What is required:
Look through the data below. Pick out the lines holding the string "Pedidos".

Material:
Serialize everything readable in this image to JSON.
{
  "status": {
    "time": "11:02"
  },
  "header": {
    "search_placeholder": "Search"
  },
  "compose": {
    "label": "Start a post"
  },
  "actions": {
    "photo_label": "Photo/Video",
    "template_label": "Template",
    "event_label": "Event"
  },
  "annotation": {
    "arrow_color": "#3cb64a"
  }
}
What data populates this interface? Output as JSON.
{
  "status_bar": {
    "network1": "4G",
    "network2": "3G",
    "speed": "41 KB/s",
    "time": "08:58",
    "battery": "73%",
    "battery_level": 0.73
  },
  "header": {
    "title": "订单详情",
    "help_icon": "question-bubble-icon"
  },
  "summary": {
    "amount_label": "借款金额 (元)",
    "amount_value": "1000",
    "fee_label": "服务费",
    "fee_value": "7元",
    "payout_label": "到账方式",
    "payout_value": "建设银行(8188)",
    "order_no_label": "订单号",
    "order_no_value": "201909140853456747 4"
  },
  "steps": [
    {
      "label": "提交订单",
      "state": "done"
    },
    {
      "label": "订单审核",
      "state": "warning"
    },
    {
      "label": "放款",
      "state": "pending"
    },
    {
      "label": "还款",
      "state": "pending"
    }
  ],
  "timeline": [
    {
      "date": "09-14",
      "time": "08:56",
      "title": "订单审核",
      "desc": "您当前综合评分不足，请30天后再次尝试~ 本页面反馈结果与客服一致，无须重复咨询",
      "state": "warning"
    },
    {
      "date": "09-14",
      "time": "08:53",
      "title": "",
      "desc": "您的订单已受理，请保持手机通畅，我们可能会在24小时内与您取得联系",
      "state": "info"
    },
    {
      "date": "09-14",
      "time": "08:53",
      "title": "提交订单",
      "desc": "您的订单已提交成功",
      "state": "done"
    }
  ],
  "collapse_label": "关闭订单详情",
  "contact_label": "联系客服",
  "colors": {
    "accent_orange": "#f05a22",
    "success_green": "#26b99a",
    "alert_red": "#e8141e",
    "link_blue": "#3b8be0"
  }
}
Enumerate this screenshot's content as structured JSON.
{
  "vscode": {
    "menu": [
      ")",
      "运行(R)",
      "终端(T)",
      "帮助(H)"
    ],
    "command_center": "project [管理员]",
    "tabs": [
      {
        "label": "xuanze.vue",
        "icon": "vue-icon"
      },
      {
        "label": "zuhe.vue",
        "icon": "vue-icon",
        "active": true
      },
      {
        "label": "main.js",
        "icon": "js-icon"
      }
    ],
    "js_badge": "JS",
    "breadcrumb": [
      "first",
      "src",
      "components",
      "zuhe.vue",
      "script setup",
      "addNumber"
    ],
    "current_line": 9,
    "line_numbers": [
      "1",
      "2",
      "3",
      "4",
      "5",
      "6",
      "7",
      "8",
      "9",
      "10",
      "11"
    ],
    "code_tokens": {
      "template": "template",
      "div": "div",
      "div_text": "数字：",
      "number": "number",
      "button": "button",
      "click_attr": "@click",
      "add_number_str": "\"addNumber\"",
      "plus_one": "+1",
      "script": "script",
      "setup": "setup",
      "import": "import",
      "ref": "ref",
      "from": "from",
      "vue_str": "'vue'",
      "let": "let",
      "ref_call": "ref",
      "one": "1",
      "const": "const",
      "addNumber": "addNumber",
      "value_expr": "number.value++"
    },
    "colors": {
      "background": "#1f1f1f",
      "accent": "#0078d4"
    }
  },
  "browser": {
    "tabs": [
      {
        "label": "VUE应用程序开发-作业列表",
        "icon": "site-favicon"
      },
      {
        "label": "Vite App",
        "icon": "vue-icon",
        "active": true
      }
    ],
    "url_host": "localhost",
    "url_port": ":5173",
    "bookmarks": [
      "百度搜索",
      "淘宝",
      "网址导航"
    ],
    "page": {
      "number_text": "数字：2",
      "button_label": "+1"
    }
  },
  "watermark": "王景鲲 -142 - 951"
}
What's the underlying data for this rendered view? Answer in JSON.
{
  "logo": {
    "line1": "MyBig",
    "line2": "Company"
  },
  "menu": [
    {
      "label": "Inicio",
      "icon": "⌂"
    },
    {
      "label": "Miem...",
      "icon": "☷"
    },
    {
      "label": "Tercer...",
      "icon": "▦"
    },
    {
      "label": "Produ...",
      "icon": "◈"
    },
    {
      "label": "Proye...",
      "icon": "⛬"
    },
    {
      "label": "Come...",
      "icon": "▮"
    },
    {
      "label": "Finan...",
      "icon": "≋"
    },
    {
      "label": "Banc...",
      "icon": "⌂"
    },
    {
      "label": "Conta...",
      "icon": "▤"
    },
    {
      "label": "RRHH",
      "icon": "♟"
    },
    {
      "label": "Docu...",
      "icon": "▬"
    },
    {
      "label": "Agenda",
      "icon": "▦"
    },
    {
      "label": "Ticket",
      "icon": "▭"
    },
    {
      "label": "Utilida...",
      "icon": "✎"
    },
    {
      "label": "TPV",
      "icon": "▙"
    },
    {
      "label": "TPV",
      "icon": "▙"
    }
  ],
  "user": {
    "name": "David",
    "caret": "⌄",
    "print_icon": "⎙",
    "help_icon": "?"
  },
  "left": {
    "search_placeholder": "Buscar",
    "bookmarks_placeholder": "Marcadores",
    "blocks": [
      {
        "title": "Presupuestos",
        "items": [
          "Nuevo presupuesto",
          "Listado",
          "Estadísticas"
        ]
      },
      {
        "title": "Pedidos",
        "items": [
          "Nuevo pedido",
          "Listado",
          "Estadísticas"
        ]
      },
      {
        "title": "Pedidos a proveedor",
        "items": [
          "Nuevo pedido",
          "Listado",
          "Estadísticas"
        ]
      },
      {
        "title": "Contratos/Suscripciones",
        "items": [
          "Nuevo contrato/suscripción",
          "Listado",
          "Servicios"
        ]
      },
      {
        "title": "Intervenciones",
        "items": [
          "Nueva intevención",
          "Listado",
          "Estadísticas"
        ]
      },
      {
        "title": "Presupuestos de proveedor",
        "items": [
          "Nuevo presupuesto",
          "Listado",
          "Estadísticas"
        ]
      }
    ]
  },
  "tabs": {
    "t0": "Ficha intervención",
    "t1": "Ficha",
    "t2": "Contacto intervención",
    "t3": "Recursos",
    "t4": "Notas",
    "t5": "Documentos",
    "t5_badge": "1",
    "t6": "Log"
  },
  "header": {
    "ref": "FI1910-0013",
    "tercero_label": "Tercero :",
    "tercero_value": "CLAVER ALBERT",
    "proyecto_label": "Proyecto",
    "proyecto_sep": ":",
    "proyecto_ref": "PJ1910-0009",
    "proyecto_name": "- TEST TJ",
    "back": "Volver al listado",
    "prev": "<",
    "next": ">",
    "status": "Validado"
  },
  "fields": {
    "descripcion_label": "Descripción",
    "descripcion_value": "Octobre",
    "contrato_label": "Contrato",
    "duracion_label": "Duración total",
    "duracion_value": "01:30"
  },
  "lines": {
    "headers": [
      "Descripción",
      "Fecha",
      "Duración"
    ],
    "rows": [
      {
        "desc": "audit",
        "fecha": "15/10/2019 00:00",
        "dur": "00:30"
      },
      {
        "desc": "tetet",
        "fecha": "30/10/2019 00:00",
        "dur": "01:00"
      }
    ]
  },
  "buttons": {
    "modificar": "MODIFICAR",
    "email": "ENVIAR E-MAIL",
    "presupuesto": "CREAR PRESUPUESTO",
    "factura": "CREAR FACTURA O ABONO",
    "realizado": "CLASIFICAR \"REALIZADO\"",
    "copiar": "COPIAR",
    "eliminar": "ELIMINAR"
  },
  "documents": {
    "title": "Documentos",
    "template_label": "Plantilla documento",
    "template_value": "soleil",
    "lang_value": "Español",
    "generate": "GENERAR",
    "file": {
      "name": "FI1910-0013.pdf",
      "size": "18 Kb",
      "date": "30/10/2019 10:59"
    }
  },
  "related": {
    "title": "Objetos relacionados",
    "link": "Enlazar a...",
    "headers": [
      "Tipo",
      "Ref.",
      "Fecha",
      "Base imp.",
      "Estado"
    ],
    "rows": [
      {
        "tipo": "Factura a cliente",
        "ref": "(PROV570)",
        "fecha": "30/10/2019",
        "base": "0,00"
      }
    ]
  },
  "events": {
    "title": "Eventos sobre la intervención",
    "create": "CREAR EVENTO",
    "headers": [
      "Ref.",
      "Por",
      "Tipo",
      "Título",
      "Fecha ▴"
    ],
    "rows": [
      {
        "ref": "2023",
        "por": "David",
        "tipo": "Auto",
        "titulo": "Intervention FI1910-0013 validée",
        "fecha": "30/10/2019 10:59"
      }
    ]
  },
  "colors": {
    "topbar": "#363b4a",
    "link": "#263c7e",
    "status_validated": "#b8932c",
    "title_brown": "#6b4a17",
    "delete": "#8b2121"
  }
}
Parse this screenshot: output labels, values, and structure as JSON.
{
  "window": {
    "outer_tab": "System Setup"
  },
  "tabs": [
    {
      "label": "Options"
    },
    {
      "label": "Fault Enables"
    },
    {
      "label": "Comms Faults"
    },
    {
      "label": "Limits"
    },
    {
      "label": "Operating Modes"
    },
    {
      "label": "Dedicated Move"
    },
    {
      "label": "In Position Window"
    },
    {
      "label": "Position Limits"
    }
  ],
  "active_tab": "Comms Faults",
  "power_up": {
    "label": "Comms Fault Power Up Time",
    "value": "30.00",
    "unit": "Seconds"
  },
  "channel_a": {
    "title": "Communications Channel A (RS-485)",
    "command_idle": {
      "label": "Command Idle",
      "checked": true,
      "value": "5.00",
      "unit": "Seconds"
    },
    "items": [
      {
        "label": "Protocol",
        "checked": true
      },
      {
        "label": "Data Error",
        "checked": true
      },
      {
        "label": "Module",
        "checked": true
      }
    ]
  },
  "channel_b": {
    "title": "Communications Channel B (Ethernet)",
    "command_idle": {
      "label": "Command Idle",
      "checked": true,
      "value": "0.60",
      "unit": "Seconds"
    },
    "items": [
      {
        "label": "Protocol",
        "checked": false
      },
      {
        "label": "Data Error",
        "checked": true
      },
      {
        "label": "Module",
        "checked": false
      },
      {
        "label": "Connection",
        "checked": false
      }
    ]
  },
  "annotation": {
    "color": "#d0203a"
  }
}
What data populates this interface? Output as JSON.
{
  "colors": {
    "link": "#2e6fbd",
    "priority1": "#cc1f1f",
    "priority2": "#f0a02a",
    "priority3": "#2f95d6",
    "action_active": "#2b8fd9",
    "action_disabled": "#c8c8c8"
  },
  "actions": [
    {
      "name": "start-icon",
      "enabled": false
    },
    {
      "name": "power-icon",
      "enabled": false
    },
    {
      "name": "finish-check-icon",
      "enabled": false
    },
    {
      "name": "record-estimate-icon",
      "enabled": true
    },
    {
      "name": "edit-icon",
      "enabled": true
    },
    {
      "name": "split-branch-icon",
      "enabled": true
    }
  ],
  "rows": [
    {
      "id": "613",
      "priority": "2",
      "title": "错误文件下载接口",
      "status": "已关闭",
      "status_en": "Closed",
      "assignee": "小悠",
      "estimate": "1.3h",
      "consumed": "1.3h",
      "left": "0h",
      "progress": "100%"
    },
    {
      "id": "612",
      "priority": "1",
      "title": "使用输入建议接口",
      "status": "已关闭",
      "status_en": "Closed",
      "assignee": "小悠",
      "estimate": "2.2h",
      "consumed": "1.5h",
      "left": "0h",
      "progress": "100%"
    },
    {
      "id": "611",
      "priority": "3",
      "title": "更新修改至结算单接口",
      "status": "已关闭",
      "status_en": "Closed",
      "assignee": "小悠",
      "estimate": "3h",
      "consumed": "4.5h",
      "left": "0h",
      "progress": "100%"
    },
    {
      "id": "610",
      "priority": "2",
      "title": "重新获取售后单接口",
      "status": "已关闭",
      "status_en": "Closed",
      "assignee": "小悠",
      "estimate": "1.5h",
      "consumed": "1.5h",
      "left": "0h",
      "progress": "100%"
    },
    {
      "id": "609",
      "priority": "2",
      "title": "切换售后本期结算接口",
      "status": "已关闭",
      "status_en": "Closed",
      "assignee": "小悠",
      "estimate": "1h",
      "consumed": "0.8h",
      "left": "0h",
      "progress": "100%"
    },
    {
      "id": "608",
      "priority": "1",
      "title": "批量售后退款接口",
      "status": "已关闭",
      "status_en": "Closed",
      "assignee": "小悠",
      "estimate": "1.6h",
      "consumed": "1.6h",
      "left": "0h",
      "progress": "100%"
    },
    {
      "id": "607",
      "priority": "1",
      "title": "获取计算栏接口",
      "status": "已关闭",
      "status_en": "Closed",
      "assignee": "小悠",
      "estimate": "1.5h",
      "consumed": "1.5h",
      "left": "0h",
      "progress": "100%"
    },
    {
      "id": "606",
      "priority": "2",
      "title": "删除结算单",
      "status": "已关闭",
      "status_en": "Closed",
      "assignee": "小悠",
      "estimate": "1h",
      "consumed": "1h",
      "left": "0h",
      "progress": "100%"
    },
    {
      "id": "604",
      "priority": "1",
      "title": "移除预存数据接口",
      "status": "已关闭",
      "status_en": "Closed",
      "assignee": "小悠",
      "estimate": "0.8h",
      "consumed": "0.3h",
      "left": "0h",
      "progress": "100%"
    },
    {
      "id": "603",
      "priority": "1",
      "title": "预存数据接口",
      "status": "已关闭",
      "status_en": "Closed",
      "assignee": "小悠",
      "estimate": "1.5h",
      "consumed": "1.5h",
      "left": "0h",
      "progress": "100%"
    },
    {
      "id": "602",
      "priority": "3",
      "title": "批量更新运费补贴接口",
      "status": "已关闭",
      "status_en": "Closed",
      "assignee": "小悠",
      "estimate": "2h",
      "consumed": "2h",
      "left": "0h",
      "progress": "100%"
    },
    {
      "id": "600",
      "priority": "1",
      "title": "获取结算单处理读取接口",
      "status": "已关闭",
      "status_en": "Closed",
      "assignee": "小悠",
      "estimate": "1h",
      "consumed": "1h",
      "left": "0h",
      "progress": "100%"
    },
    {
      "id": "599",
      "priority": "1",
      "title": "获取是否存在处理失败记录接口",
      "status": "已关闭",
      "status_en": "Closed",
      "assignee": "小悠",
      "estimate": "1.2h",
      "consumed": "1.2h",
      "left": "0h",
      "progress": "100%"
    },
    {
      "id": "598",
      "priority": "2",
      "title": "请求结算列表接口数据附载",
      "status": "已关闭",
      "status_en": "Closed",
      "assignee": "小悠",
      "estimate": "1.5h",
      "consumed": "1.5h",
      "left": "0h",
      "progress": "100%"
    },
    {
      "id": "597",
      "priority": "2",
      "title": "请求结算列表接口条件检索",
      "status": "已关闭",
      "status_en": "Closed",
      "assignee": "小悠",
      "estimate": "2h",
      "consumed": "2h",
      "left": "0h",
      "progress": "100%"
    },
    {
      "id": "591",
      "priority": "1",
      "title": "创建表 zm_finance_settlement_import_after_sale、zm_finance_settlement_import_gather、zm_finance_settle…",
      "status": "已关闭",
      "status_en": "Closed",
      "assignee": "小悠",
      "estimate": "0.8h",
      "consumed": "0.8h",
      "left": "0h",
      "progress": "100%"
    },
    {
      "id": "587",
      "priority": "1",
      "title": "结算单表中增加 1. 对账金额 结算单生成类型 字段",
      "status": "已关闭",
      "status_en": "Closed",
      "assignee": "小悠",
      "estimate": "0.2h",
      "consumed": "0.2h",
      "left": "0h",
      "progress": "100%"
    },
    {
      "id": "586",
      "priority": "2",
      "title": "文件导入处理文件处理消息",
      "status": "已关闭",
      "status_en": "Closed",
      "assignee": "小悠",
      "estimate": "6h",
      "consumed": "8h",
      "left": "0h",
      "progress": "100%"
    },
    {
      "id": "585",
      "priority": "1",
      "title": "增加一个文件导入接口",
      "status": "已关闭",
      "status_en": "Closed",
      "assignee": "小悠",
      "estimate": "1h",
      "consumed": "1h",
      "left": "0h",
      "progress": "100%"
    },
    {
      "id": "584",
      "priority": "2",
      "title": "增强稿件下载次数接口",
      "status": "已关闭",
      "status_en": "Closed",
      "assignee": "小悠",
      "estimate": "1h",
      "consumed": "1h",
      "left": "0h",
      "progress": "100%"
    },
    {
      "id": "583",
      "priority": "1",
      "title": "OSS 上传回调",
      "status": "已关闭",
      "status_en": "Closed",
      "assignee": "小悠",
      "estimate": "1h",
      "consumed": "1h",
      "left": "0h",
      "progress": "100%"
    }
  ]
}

Result:
        "title": "Pedidos",
        "title": "Pedidos a proveedor",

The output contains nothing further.